### INPUT RECORDS

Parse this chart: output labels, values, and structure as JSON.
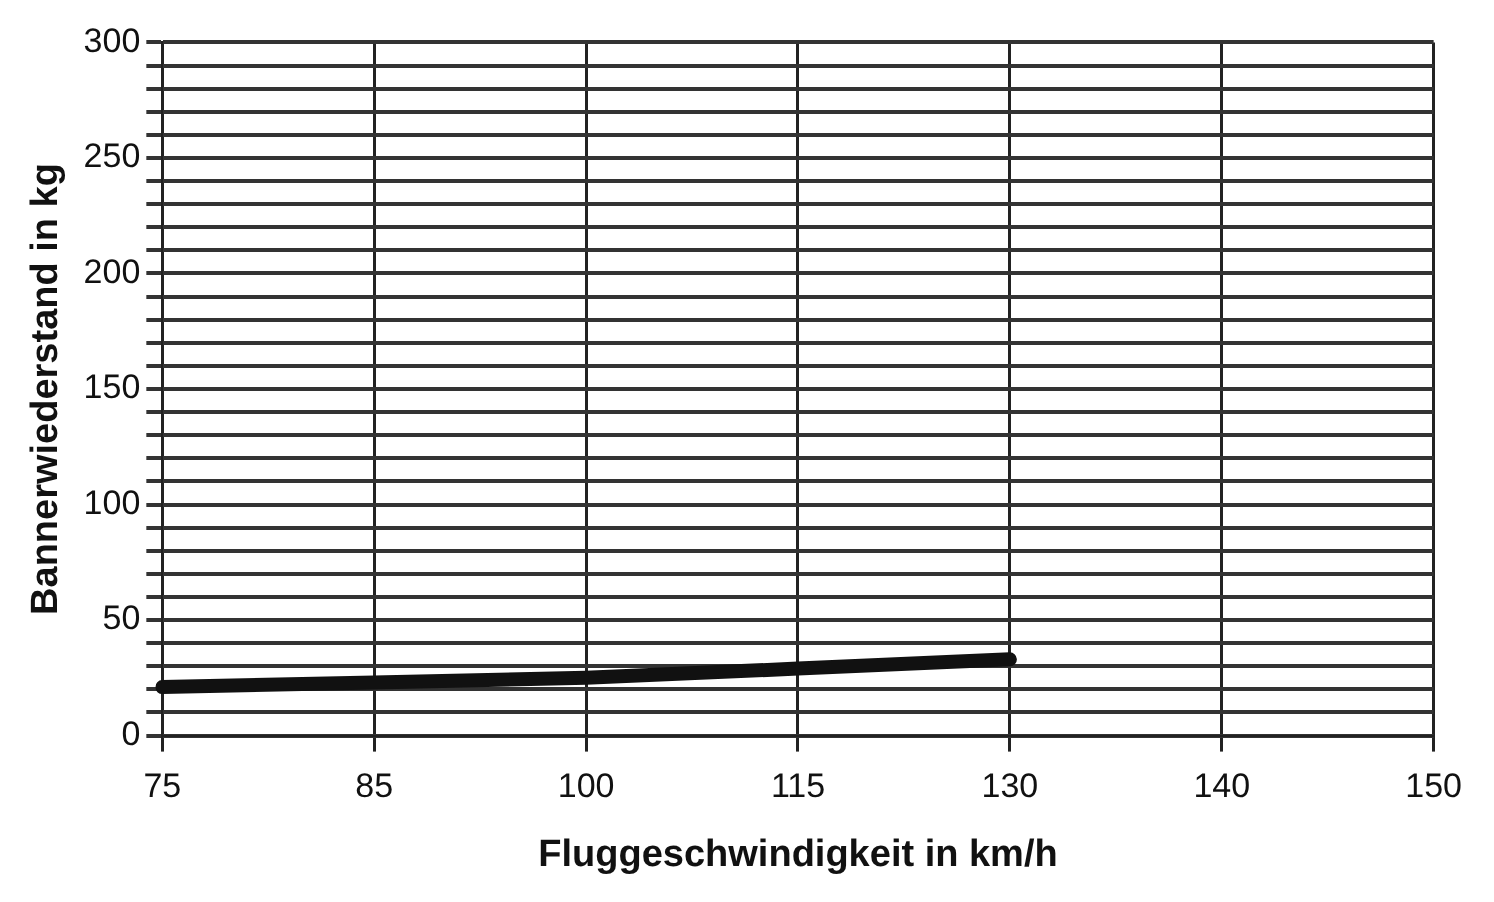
{
  "chart_data": {
    "type": "line",
    "xlabel": "Fluggeschwindigkeit in km/h",
    "ylabel": "Bannerwiederstand in kg",
    "categories": [
      "75",
      "85",
      "100",
      "115",
      "130",
      "140",
      "150"
    ],
    "series": [
      {
        "color": "#111111",
        "values": [
          21,
          23,
          25,
          29,
          33,
          null,
          null
        ]
      }
    ],
    "ylim": [
      0,
      300
    ],
    "yticks": [
      0,
      {
        "value": 10,
        "label": null
      },
      {
        "value": 20,
        "label": null
      },
      {
        "value": 30,
        "label": null
      },
      {
        "value": 40,
        "label": null
      },
      50,
      {
        "value": 60,
        "label": null
      },
      {
        "value": 70,
        "label": null
      },
      {
        "value": 80,
        "label": null
      },
      {
        "value": 90,
        "label": null
      },
      100,
      {
        "value": 110,
        "label": null
      },
      {
        "value": 120,
        "label": null
      },
      {
        "value": 130,
        "label": null
      },
      {
        "value": 140,
        "label": null
      },
      150,
      {
        "value": 160,
        "label": null
      },
      {
        "value": 170,
        "label": null
      },
      {
        "value": 180,
        "label": null
      },
      {
        "value": 190,
        "label": null
      },
      200,
      {
        "value": 210,
        "label": null
      },
      {
        "value": 220,
        "label": null
      },
      {
        "value": 230,
        "label": null
      },
      {
        "value": 240,
        "label": null
      },
      250,
      {
        "value": 260,
        "label": null
      },
      {
        "value": 270,
        "label": null
      },
      {
        "value": 280,
        "label": null
      },
      {
        "value": 290,
        "label": null
      },
      300
    ],
    "grid": true,
    "legend": false,
    "marker": "none",
    "line_style": "solid"
  }
}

######

__WHAT YOU SHOULD DO__. Copy the records exactly. Skip the pictures.

__OUTPUT__.
Parse this chart: output labels, values, and structure as JSON.
{
  "chart_data": {
    "type": "line",
    "xlabel": "Fluggeschwindigkeit in km/h",
    "ylabel": "Bannerwiederstand in kg",
    "categories": [
      "75",
      "85",
      "100",
      "115",
      "130",
      "140",
      "150"
    ],
    "series": [
      {
        "color": "#111111",
        "values": [
          21,
          23,
          25,
          29,
          33,
          null,
          null
        ]
      }
    ],
    "ylim": [
      0,
      300
    ],
    "yticks": [
      0,
      {
        "value": 10,
        "label": null
      },
      {
        "value": 20,
        "label": null
      },
      {
        "value": 30,
        "label": null
      },
      {
        "value": 40,
        "label": null
      },
      50,
      {
        "value": 60,
        "label": null
      },
      {
        "value": 70,
        "label": null
      },
      {
        "value": 80,
        "label": null
      },
      {
        "value": 90,
        "label": null
      },
      100,
      {
        "value": 110,
        "label": null
      },
      {
        "value": 120,
        "label": null
      },
      {
        "value": 130,
        "label": null
      },
      {
        "value": 140,
        "label": null
      },
      150,
      {
        "value": 160,
        "label": null
      },
      {
        "value": 170,
        "label": null
      },
      {
        "value": 180,
        "label": null
      },
      {
        "value": 190,
        "label": null
      },
      200,
      {
        "value": 210,
        "label": null
      },
      {
        "value": 220,
        "label": null
      },
      {
        "value": 230,
        "label": null
      },
      {
        "value": 240,
        "label": null
      },
      250,
      {
        "value": 260,
        "label": null
      },
      {
        "value": 270,
        "label": null
      },
      {
        "value": 280,
        "label": null
      },
      {
        "value": 290,
        "label": null
      },
      300
    ],
    "grid": true,
    "legend": false,
    "marker": "none",
    "line_style": "solid"
  }
}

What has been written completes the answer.